(PROBLEM DETAILS)
In the entries below, count each line holding the word "игры". Answer with the total alone.

(PROVIDED DATA)
-.-.-
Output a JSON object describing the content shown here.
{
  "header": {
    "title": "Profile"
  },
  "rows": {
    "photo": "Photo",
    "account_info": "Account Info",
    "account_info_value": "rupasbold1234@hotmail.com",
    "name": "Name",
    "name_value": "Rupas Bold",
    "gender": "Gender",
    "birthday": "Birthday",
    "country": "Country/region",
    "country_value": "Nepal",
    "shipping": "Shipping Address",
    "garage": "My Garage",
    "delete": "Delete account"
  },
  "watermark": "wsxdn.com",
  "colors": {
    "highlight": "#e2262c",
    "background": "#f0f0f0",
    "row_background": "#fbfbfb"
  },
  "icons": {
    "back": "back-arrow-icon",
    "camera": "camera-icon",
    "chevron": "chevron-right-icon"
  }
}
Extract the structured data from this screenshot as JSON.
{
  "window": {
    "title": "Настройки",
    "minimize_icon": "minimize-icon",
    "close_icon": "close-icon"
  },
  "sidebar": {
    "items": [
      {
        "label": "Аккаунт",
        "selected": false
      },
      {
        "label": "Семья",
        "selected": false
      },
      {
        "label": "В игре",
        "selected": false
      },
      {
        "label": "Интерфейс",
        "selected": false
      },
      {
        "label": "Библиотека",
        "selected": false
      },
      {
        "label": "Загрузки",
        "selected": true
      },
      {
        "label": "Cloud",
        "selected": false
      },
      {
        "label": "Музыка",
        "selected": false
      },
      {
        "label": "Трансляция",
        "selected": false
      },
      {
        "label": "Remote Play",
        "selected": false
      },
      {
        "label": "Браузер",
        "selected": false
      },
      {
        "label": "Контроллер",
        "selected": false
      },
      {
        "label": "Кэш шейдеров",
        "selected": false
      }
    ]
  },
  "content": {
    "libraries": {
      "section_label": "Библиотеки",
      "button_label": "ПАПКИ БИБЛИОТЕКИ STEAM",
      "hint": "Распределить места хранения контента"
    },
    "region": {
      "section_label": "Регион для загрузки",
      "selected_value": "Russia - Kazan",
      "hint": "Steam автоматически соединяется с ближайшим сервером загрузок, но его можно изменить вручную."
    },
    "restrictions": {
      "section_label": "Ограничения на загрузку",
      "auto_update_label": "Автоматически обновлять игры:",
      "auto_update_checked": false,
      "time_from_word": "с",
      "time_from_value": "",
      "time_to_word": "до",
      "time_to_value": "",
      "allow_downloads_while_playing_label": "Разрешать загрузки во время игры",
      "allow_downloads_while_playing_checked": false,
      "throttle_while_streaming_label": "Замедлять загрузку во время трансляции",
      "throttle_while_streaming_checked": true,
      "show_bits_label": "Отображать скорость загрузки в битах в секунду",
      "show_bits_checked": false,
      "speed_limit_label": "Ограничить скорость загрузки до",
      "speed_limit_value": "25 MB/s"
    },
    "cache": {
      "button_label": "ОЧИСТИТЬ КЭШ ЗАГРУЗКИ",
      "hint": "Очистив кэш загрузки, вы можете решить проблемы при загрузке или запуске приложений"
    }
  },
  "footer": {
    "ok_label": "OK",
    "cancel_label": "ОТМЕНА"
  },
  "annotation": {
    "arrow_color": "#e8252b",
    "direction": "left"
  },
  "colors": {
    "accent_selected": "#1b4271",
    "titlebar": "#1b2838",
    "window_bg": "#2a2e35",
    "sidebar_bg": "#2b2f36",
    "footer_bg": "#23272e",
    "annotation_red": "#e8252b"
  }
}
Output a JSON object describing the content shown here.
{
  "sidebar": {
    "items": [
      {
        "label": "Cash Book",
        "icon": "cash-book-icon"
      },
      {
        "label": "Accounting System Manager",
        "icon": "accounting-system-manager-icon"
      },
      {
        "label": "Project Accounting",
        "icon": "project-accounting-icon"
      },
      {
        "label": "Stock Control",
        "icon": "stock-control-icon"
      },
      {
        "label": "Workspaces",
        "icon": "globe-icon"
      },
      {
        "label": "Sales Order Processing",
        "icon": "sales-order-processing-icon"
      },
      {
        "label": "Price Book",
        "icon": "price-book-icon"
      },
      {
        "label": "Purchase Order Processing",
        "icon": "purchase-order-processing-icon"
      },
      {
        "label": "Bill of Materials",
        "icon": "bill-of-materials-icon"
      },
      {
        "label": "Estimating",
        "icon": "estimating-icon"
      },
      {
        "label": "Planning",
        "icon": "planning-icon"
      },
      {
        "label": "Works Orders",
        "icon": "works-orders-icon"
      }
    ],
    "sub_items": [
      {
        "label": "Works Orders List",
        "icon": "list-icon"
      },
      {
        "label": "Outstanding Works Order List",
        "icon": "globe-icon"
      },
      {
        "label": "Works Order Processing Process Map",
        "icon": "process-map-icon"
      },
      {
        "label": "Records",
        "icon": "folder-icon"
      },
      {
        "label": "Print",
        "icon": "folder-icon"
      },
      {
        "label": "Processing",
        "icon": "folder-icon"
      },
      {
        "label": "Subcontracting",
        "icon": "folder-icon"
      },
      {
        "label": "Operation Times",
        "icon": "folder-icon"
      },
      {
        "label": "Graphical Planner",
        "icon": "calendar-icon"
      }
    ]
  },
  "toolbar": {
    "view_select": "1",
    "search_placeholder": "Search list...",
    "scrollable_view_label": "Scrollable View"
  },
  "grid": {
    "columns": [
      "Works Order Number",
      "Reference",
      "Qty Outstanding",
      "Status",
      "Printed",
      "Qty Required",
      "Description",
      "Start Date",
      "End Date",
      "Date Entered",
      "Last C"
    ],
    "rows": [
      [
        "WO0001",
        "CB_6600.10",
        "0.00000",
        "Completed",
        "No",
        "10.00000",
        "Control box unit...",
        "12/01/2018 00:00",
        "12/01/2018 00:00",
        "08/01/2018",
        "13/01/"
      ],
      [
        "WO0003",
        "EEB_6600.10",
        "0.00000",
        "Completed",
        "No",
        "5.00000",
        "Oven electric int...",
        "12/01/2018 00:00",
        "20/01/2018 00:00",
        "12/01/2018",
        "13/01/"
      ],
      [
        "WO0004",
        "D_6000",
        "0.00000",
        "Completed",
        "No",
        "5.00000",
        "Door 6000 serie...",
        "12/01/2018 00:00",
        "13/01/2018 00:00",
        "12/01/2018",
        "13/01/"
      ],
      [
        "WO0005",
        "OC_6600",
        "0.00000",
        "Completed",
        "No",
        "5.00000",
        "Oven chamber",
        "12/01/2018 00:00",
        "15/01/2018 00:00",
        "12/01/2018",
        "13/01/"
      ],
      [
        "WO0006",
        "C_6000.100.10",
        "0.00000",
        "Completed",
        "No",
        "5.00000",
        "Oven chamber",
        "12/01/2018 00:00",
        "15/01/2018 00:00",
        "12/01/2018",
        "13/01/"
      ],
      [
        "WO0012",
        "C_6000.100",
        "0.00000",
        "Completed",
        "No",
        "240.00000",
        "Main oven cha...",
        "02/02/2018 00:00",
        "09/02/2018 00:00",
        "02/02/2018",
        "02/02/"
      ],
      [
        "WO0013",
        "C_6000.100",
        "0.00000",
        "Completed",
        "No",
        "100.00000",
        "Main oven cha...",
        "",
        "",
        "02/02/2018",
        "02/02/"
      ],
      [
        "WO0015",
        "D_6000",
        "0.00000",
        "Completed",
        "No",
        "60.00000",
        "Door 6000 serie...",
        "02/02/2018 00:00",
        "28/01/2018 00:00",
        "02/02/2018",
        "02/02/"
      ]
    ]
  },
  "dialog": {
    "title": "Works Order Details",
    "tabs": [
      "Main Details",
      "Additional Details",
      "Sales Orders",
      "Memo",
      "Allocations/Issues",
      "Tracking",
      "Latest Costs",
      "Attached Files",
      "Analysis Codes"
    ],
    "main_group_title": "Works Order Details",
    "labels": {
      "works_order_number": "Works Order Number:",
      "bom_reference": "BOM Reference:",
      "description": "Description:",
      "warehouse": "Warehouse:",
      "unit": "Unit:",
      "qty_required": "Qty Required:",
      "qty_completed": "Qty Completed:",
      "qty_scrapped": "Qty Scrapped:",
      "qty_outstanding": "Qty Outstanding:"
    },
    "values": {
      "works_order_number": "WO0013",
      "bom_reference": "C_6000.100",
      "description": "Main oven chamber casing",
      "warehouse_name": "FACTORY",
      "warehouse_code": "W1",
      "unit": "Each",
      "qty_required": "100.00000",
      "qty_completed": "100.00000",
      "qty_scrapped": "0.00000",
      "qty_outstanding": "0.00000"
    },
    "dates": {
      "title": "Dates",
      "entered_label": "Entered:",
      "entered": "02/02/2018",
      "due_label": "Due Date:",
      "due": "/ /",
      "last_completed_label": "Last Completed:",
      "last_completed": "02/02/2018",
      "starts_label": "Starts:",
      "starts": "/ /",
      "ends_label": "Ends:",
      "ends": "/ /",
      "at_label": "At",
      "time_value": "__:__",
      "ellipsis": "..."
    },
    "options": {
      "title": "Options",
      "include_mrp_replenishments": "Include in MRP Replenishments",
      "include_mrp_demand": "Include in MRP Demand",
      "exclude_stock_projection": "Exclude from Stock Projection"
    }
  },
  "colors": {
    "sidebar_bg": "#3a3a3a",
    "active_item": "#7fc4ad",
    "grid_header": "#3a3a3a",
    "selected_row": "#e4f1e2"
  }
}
-.-.-
(FINISHED TASK)
2